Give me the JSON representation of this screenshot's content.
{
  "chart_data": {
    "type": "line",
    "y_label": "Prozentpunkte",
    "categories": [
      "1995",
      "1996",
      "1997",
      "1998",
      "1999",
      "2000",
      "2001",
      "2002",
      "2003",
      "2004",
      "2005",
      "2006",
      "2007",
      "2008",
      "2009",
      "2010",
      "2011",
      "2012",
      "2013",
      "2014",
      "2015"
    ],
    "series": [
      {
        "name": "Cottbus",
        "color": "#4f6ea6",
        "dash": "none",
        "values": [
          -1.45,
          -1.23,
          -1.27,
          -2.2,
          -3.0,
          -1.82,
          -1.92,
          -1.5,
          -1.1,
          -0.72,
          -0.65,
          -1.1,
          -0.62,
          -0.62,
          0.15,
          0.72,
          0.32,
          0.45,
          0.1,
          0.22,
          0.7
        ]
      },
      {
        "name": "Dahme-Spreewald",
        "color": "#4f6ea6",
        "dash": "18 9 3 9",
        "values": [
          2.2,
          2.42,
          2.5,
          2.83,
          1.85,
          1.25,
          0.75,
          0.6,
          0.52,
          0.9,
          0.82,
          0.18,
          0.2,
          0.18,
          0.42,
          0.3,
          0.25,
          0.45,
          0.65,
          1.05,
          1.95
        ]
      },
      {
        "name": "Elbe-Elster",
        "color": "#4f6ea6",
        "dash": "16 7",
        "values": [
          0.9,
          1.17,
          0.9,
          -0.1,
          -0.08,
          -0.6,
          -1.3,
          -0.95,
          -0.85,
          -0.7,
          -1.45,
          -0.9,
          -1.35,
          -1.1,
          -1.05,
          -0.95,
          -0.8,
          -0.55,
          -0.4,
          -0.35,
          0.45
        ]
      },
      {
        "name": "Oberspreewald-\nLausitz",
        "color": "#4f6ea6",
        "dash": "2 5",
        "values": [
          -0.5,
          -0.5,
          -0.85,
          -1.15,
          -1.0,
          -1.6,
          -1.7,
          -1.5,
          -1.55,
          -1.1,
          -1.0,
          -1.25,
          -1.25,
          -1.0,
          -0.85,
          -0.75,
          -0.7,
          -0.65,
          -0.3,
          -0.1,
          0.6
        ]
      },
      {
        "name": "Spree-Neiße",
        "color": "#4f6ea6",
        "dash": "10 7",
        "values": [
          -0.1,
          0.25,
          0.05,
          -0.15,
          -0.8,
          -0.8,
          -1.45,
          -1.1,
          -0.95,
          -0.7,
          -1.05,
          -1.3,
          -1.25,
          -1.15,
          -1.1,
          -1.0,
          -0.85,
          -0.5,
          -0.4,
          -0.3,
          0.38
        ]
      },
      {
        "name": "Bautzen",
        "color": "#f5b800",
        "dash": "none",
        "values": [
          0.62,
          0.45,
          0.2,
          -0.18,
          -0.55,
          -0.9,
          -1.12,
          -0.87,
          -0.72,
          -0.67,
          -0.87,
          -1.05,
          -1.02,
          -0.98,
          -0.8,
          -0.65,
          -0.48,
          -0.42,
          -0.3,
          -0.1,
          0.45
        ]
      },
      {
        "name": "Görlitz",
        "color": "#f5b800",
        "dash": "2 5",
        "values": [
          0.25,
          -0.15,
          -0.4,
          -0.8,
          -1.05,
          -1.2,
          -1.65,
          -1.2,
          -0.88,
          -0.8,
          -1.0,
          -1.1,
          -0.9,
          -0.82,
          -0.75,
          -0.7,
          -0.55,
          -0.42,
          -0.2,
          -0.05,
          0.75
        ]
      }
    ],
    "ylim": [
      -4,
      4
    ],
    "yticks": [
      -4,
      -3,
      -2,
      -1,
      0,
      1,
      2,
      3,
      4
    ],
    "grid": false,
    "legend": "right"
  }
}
━━━━━━━━
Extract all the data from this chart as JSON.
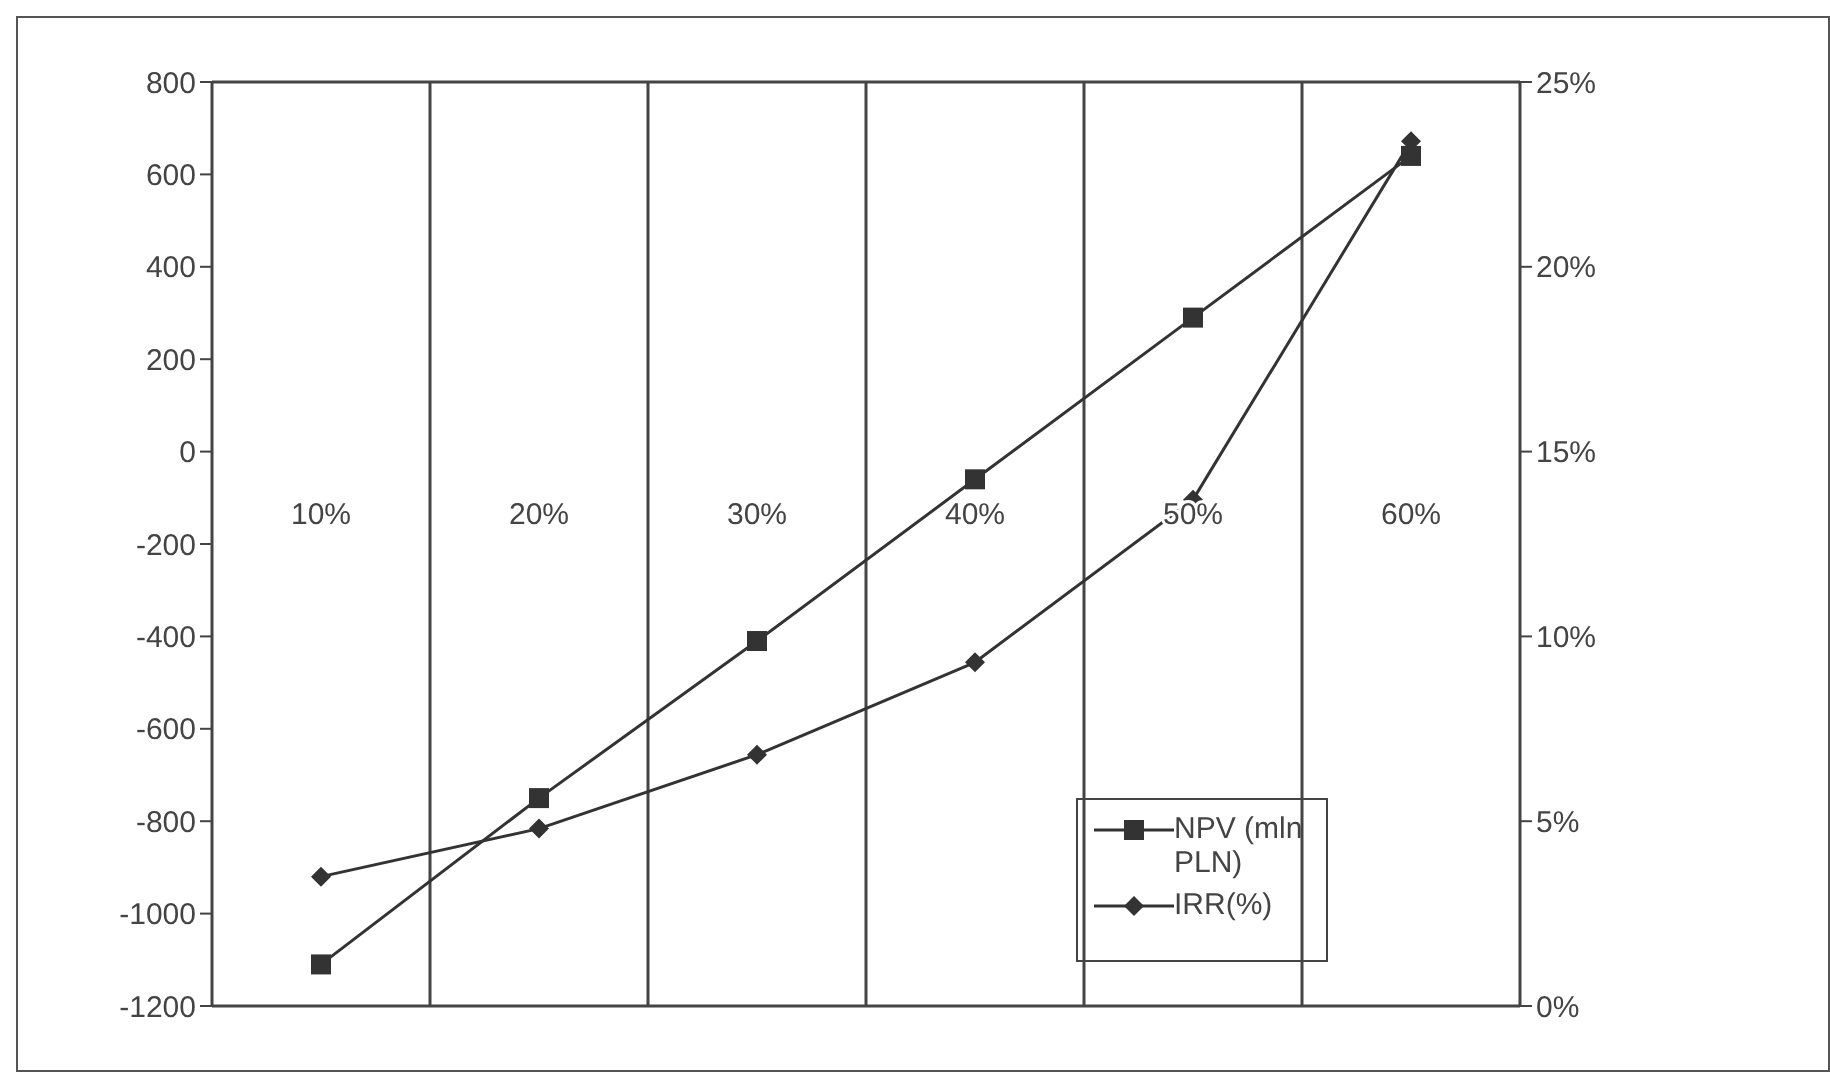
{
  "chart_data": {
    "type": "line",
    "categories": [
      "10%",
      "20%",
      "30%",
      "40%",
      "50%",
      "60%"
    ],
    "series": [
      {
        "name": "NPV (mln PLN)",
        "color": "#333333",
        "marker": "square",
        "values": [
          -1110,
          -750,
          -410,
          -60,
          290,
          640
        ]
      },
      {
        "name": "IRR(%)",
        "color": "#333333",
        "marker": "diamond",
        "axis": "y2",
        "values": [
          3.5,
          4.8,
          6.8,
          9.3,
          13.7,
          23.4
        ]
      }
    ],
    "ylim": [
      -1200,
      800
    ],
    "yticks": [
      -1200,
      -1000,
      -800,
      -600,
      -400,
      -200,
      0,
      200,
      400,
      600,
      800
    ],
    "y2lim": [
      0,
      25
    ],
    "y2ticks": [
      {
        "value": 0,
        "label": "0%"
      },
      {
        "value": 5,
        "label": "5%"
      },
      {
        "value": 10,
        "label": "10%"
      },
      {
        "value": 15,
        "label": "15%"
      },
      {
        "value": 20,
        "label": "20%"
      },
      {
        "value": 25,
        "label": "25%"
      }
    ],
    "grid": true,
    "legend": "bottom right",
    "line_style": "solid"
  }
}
━━━━━━━━
**Instruction:**
Scan the listing above and copy all lines containing the word "this".

**In response:**
Give me the JSON representation of this screenshot's content.
Extract all the data from this chart as JSON.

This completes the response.